Written request 1
Copy the rows from the very first one down to and including the row containing "point bbox=[442, 254, 449, 261]".

Source document
....

An electron and a proton are accelerated through the same potential difference. The ratio of their de Broglie wavelengths ($$\dfrac{\lambda_{e}}{\lambda_{p}}$$ ) is

A
1

B
$$\dfrac{m_{e}}{m_{p}}$$

C
$$\dfrac{m_{p}}{m_{e}}$$

D
$$\sqrt{\dfrac{m_{p}}{m_{e}}}$$

Solution

$$\lambda _{e}=\dfrac{h}{\sqrt{2m_{e}eV}}$$

$$\lambda _{p}=\dfrac{h}{\sqrt{2m_{p}eV}}$$

$$\dfrac{\lambda _{e}}{\lambda _{p}}=\sqrt{\dfrac{m_{p}}{m_{_{e}}}}$$

So, the answer is option (D).
Question 2
1 / -0

The de-Broglie wavelength associated with an electron accelearated to potential difference of V volt is:

A
$$V\times 10^{-10}m$$

B
$$\sqrt{\dfrac{150}{V}}A^{0}$$

C
$$\dfrac{150}{V}A^{0}$$

D
$$150V\times 10^{-8}m$$

Solution

$$\dfrac{1}{2}mv^{2}=eV$$

$$p=\sqrt{2meV}$$

$$\lambda =\dfrac{h}{p}$$

$$=\dfrac{h}{\sqrt{2meV}}$$

$$=\sqrt{\dfrac{150}{V}} A^o$$
So, the answer is option (B).

....

Page element annotations:
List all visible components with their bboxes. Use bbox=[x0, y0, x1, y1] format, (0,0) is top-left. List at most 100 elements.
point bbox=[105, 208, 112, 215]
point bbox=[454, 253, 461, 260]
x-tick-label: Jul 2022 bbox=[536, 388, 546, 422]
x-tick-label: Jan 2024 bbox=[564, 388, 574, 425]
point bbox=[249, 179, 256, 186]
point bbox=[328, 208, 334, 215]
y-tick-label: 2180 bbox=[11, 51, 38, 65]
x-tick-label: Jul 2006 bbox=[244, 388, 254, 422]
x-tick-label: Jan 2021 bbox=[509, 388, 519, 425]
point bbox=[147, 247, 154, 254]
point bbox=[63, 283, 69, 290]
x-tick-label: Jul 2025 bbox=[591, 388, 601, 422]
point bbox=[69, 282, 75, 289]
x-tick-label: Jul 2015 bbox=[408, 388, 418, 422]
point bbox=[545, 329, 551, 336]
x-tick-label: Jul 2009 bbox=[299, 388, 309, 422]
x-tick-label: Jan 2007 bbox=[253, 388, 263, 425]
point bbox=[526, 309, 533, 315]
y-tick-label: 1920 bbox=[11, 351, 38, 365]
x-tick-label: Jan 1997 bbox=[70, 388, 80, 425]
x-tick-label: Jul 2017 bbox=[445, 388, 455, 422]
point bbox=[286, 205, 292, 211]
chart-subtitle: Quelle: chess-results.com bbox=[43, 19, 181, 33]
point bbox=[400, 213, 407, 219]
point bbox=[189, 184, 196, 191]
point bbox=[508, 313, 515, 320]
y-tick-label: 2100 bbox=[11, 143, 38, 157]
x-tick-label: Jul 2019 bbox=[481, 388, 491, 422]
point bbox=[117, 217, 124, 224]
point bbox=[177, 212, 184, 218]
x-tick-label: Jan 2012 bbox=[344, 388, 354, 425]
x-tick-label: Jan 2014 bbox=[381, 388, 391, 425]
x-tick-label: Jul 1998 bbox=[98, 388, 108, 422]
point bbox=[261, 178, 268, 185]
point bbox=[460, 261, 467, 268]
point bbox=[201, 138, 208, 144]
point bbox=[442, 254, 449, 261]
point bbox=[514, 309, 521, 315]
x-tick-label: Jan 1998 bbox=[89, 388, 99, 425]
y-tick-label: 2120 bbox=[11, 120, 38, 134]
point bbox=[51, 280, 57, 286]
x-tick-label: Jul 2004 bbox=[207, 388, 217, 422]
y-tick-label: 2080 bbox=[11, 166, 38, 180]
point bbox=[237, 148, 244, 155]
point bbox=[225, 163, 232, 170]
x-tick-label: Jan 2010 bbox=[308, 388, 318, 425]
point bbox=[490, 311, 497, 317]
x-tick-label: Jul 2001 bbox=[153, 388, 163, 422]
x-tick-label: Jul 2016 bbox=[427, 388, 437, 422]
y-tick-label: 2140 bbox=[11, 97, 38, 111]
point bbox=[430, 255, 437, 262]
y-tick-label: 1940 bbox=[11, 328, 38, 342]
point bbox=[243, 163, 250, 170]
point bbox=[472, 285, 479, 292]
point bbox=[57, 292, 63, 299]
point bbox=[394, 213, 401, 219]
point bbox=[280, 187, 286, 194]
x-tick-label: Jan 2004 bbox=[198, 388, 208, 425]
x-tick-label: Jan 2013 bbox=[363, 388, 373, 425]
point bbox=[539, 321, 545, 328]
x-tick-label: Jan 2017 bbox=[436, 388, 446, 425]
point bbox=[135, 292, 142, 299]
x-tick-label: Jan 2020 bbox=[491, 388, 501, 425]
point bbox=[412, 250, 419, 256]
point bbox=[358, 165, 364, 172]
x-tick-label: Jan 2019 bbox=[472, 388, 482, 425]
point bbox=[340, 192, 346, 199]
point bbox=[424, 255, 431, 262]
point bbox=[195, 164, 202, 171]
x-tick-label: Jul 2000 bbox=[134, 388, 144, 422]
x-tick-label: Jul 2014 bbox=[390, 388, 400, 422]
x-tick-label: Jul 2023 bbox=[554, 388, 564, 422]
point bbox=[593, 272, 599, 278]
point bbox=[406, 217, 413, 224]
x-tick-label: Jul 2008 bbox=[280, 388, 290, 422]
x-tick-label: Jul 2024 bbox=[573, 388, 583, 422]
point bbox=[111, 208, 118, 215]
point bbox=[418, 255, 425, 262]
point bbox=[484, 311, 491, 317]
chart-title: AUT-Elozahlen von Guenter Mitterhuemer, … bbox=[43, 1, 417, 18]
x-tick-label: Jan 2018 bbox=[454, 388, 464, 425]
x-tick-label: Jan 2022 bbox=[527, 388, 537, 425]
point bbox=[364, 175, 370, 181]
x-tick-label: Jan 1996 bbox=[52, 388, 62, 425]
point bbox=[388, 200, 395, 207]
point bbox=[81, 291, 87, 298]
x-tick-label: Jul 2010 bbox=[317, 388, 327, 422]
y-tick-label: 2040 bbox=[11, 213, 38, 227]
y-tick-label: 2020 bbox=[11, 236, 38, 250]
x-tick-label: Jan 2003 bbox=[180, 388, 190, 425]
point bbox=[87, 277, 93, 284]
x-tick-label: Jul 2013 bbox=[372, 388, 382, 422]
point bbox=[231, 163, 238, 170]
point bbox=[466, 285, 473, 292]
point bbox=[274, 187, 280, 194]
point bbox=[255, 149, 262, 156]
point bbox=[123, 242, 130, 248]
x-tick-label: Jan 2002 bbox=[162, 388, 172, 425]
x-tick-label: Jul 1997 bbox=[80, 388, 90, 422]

....

Written request 2
In the de Broglie wavelength problems, what ratio of the electron's wavelength to the proton's is given when both are accelerated through the same potential difference?

Written response 1
List all visible components with their bboxes. Use bbox=[x0, y0, x1, y1] format, (0,0) is top-left. List at most 100 elements.
point bbox=[105, 208, 112, 215]
point bbox=[454, 253, 461, 260]
x-tick-label: Jul 2022 bbox=[536, 388, 546, 422]
x-tick-label: Jan 2024 bbox=[564, 388, 574, 425]
point bbox=[249, 179, 256, 186]
point bbox=[328, 208, 334, 215]
y-tick-label: 2180 bbox=[11, 51, 38, 65]
x-tick-label: Jul 2006 bbox=[244, 388, 254, 422]
x-tick-label: Jan 2021 bbox=[509, 388, 519, 425]
point bbox=[147, 247, 154, 254]
point bbox=[63, 283, 69, 290]
x-tick-label: Jul 2025 bbox=[591, 388, 601, 422]
point bbox=[69, 282, 75, 289]
x-tick-label: Jul 2015 bbox=[408, 388, 418, 422]
point bbox=[545, 329, 551, 336]
x-tick-label: Jul 2009 bbox=[299, 388, 309, 422]
x-tick-label: Jan 2007 bbox=[253, 388, 263, 425]
point bbox=[526, 309, 533, 315]
y-tick-label: 1920 bbox=[11, 351, 38, 365]
x-tick-label: Jan 1997 bbox=[70, 388, 80, 425]
x-tick-label: Jul 2017 bbox=[445, 388, 455, 422]
point bbox=[286, 205, 292, 211]
chart-subtitle: Quelle: chess-results.com bbox=[43, 19, 181, 33]
point bbox=[400, 213, 407, 219]
point bbox=[189, 184, 196, 191]
point bbox=[508, 313, 515, 320]
y-tick-label: 2100 bbox=[11, 143, 38, 157]
x-tick-label: Jul 2019 bbox=[481, 388, 491, 422]
point bbox=[117, 217, 124, 224]
point bbox=[177, 212, 184, 218]
x-tick-label: Jan 2012 bbox=[344, 388, 354, 425]
x-tick-label: Jan 2014 bbox=[381, 388, 391, 425]
x-tick-label: Jul 1998 bbox=[98, 388, 108, 422]
point bbox=[261, 178, 268, 185]
point bbox=[460, 261, 467, 268]
point bbox=[201, 138, 208, 144]
point bbox=[442, 254, 449, 261]

Written response 2
The ratio is the square root of m_p/m_e, which is option (D).